### Written problem:
Within the records below, find each line that holds the string "yang", then copy it.

Stored data:

— begin —

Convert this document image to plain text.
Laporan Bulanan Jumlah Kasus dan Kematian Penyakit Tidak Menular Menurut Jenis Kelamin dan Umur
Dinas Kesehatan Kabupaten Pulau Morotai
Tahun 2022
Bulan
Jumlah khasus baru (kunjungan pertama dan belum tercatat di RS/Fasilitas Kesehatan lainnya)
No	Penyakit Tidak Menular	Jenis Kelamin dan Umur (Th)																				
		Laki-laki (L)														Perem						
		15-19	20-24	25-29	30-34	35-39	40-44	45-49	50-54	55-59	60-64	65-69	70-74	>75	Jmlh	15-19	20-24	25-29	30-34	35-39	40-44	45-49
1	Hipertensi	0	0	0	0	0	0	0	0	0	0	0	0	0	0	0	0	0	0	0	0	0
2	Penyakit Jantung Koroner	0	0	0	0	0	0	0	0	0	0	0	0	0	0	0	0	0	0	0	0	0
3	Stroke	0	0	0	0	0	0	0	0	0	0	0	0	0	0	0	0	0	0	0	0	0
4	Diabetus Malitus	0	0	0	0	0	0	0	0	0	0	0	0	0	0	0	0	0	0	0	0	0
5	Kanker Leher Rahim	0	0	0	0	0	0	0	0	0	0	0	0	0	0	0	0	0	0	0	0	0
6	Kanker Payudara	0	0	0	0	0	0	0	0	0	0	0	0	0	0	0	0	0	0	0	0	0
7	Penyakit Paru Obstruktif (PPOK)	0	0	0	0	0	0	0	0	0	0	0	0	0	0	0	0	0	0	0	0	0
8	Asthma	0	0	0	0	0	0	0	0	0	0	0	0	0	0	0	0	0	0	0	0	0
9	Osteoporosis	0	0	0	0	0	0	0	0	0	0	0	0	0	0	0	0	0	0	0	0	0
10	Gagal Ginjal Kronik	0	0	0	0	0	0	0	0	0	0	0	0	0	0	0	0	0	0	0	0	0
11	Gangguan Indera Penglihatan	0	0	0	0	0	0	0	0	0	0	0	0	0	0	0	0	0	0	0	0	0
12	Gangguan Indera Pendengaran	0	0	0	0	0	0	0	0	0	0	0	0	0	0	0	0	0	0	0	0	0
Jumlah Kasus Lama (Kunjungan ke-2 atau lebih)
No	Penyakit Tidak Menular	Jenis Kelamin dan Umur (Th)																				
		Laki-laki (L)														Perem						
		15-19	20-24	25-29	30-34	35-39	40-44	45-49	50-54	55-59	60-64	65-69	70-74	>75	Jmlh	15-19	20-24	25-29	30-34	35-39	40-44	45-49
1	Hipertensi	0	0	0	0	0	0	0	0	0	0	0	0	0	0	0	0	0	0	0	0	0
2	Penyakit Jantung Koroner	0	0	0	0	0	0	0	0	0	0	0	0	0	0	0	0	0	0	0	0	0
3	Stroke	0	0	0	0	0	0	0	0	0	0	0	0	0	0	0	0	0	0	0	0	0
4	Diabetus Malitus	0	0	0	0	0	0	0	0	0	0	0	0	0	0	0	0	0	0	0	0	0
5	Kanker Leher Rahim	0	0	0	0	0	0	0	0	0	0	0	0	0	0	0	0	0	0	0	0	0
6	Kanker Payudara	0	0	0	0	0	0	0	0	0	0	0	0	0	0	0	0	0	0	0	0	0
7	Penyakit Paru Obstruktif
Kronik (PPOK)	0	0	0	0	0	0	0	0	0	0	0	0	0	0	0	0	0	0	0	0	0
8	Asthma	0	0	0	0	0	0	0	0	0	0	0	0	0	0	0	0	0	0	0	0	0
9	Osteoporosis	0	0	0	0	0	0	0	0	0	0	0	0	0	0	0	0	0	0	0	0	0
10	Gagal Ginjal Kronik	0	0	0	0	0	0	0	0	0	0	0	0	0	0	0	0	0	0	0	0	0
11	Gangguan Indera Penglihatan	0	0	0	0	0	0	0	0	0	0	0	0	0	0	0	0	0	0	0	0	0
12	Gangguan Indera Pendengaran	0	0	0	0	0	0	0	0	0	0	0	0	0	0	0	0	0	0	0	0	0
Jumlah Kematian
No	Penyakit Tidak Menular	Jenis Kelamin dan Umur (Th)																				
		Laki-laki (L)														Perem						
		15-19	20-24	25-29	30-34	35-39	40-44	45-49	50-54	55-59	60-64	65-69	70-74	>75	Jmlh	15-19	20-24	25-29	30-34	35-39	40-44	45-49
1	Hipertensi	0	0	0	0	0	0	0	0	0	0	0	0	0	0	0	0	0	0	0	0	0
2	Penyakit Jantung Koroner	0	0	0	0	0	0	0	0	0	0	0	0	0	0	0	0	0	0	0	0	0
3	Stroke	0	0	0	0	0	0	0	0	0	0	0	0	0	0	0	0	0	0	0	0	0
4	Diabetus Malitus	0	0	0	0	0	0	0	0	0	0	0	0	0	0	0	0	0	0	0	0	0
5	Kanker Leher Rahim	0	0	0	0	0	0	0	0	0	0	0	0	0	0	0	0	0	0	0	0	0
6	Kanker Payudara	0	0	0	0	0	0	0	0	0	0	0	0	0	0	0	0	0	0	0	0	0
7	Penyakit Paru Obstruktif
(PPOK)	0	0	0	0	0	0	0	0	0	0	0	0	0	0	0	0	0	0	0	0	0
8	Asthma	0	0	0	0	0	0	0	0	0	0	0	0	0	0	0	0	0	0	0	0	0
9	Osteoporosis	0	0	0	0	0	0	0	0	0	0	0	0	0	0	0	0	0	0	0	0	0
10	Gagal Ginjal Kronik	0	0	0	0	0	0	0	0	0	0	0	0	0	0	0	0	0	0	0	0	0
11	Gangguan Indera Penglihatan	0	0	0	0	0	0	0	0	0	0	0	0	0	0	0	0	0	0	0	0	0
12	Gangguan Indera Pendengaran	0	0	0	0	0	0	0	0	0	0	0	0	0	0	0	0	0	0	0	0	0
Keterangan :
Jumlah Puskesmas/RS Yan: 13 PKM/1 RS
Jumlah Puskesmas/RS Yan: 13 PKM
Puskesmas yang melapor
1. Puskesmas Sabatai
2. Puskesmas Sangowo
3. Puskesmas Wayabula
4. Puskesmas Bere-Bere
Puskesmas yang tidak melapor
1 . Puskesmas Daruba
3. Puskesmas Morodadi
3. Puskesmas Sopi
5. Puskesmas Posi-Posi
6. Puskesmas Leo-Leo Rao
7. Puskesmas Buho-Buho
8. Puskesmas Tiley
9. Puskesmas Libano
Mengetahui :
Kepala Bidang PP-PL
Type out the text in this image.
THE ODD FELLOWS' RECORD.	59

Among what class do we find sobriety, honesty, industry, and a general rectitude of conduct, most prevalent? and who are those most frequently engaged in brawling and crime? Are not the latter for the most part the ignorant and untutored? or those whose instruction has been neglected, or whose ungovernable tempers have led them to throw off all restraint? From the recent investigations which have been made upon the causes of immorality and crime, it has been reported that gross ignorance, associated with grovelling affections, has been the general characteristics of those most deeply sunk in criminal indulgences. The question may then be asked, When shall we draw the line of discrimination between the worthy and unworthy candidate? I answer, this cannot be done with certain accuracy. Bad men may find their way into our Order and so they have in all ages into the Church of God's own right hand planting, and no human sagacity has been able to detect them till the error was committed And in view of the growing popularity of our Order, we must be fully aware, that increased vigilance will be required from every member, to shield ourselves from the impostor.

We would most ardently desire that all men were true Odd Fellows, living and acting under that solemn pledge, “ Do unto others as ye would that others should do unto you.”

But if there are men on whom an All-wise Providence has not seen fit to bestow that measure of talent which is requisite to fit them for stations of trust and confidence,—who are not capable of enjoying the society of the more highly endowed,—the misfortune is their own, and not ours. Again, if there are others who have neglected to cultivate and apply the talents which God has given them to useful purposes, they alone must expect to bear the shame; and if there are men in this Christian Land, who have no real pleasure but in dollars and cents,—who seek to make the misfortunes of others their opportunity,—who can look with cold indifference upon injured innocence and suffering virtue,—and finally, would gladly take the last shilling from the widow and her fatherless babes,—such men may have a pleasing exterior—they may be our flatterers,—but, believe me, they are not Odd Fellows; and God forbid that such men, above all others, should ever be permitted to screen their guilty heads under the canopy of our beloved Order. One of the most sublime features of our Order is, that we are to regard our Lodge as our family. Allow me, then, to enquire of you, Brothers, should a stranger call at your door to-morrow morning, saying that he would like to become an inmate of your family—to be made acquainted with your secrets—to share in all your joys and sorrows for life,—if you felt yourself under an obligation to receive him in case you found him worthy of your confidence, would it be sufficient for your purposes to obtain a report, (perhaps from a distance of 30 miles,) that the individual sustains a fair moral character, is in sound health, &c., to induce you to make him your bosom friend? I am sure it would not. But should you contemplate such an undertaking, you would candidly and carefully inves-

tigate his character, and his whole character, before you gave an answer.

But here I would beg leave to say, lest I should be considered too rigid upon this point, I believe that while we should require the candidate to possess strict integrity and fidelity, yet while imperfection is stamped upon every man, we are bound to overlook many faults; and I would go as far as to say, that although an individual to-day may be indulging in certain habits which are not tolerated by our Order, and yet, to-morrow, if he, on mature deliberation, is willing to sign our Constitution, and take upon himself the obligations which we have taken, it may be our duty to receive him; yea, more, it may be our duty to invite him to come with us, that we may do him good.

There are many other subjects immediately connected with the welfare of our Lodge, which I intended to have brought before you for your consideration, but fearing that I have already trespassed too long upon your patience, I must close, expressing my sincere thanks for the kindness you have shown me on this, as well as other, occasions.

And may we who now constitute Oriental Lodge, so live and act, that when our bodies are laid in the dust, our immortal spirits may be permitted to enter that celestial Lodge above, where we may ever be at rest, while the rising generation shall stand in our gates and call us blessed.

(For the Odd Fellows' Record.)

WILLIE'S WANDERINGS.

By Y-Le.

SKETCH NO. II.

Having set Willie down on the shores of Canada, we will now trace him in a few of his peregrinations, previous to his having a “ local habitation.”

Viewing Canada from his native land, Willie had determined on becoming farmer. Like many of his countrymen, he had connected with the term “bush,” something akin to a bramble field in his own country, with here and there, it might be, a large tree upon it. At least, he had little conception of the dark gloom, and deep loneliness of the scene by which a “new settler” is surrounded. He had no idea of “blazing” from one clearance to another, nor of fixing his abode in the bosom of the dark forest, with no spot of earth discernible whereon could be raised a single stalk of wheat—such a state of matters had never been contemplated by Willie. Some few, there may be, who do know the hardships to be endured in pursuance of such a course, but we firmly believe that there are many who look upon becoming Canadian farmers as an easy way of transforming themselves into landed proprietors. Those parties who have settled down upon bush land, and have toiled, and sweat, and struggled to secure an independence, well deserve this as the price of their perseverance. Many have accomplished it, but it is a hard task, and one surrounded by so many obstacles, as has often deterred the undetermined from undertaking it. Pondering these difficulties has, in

— end —

### Exercise output:
Puskesmas yang melapor
Puskesmas yang tidak melapor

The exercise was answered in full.